Dataset |
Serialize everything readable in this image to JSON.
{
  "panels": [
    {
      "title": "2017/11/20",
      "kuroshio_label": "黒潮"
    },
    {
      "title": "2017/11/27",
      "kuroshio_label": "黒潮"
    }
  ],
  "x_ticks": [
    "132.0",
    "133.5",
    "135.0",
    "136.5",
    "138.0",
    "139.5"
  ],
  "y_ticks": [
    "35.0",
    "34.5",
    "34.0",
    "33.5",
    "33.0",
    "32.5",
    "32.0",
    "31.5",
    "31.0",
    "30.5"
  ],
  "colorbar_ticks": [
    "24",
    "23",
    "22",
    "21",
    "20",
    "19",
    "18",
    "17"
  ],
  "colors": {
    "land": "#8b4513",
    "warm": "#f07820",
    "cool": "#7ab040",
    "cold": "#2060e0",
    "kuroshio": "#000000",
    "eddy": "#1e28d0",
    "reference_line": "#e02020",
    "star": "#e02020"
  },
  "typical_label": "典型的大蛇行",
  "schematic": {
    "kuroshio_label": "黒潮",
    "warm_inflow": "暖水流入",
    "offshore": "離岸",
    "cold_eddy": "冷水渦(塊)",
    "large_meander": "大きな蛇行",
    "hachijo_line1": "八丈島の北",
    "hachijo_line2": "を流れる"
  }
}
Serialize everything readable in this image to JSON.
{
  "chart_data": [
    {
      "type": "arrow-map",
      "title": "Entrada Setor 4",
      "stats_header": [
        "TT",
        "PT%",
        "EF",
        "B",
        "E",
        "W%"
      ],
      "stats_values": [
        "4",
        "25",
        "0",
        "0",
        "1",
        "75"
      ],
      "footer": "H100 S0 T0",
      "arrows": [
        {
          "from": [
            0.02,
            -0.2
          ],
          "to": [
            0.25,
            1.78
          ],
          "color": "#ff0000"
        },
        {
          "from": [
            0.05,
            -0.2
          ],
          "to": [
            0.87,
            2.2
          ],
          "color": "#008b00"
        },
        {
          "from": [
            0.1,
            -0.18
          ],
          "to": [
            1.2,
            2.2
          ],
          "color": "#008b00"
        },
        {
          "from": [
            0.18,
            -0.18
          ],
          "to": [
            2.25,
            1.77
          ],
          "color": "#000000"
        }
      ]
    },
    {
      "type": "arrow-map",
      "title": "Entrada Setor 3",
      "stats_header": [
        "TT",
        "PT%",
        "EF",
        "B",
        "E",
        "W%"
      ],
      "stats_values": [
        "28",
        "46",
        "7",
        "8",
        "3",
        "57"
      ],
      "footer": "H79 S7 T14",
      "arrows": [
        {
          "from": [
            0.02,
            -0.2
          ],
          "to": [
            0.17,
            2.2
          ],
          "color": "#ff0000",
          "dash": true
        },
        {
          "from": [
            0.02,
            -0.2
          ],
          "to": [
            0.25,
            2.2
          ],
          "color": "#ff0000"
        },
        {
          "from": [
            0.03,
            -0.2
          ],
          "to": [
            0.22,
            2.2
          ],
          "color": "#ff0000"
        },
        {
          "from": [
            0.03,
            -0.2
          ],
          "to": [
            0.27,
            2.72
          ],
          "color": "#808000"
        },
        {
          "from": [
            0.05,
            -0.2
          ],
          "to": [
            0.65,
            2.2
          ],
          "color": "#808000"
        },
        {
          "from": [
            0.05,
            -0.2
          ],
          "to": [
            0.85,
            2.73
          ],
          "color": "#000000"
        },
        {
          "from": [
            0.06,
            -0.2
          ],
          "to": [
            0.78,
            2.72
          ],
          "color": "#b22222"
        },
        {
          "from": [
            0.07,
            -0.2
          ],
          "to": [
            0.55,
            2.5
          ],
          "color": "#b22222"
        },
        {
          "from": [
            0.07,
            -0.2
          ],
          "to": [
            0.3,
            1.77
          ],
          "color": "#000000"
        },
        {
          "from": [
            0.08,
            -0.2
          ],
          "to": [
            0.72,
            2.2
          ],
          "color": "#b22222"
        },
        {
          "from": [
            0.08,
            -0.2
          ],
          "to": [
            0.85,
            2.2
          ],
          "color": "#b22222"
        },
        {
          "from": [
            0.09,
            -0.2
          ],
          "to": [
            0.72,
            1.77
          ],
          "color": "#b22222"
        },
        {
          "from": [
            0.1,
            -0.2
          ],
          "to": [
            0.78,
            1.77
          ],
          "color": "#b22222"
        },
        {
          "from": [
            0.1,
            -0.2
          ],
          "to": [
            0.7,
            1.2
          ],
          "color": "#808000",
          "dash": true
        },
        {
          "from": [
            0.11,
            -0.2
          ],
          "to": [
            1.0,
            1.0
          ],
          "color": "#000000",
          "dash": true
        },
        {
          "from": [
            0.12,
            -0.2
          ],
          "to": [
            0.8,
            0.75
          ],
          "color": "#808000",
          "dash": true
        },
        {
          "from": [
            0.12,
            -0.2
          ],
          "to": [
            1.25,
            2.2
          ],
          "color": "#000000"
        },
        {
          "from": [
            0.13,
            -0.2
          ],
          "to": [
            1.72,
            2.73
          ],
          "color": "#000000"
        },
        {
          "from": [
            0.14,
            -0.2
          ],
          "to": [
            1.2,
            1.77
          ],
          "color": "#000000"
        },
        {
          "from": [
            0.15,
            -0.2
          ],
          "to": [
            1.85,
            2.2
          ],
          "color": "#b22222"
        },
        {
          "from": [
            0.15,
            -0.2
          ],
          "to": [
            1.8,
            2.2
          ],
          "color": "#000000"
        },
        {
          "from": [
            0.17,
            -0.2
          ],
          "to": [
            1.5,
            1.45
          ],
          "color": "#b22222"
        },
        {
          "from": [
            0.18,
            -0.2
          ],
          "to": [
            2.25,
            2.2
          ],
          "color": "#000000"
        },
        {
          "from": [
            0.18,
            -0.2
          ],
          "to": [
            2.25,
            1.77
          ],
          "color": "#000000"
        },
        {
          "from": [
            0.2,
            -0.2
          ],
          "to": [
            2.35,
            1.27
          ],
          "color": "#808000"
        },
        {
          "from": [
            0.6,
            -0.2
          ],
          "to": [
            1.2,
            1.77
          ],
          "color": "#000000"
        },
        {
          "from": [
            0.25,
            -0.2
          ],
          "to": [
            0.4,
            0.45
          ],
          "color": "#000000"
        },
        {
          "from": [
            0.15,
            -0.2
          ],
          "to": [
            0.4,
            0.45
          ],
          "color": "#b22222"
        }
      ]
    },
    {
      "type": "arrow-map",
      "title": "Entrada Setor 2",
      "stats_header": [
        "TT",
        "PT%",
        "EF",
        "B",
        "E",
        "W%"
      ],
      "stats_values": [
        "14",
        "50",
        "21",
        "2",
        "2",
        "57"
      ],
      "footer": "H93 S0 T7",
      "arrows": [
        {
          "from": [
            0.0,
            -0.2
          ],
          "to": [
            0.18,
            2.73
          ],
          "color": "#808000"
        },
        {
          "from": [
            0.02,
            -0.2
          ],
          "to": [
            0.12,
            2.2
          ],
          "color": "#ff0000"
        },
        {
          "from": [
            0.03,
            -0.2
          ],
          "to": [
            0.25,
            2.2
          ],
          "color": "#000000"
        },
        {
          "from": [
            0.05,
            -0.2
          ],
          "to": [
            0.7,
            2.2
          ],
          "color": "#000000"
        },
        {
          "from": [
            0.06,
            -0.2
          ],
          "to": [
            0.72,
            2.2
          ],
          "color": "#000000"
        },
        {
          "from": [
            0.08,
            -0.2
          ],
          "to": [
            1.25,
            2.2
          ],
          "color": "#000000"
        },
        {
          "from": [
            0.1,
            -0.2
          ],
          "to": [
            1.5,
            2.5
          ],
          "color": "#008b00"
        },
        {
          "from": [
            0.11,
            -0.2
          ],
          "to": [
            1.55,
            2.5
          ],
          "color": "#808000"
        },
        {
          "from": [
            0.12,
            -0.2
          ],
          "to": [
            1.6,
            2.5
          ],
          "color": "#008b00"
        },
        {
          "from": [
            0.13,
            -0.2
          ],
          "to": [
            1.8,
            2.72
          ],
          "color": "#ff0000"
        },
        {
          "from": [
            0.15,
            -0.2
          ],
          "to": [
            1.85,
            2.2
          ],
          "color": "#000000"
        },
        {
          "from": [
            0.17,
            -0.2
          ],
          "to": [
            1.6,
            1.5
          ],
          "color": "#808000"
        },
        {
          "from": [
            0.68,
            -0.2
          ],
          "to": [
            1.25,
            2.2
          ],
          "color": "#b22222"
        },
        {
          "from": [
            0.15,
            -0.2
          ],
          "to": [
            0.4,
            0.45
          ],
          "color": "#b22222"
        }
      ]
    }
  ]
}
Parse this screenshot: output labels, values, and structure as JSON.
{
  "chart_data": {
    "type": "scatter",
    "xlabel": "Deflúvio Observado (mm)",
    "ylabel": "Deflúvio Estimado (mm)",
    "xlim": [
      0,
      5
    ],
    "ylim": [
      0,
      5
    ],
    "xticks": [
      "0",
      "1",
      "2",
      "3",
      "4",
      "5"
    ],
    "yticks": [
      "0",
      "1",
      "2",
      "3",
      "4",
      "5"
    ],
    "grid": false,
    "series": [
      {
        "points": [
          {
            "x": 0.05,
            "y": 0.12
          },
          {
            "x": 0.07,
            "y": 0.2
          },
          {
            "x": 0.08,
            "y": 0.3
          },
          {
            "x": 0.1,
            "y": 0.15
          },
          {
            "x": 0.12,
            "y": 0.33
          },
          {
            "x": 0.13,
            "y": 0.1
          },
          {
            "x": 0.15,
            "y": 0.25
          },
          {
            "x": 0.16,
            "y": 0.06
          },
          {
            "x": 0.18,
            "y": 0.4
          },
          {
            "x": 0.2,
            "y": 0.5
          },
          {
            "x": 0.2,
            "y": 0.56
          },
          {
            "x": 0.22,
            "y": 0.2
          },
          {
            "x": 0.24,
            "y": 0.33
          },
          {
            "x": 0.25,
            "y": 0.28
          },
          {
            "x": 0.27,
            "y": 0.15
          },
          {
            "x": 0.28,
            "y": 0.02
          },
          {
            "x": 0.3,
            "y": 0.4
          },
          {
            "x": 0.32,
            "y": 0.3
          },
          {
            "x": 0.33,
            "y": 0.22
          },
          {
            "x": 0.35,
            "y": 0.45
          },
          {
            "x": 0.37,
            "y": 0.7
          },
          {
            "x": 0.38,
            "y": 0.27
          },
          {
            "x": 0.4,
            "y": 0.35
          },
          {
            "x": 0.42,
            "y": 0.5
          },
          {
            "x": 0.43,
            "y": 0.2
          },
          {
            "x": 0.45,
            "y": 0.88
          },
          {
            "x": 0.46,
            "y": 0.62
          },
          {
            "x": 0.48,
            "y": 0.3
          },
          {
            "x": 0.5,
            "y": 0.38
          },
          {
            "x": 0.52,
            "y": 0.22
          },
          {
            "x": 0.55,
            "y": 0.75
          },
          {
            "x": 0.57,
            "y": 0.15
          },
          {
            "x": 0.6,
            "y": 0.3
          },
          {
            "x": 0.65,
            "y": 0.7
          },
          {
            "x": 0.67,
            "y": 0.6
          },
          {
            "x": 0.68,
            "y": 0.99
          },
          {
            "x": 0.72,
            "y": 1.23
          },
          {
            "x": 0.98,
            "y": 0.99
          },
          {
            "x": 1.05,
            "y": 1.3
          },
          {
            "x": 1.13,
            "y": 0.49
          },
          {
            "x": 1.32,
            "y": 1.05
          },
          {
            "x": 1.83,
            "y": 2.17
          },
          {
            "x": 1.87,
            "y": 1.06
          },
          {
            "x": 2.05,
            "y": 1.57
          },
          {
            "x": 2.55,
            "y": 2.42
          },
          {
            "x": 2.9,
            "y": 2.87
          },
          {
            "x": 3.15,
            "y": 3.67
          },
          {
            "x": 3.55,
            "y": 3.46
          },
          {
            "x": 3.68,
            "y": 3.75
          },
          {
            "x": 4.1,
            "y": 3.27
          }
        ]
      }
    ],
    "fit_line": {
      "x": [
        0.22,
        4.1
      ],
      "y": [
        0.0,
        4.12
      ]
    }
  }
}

Given instruction |
Find the lines that include the string "Entrada", then copy each of them.

Correct result |
      "title": "Entrada Setor 4",
      "title": "Entrada Setor 3",
      "title": "Entrada Setor 2",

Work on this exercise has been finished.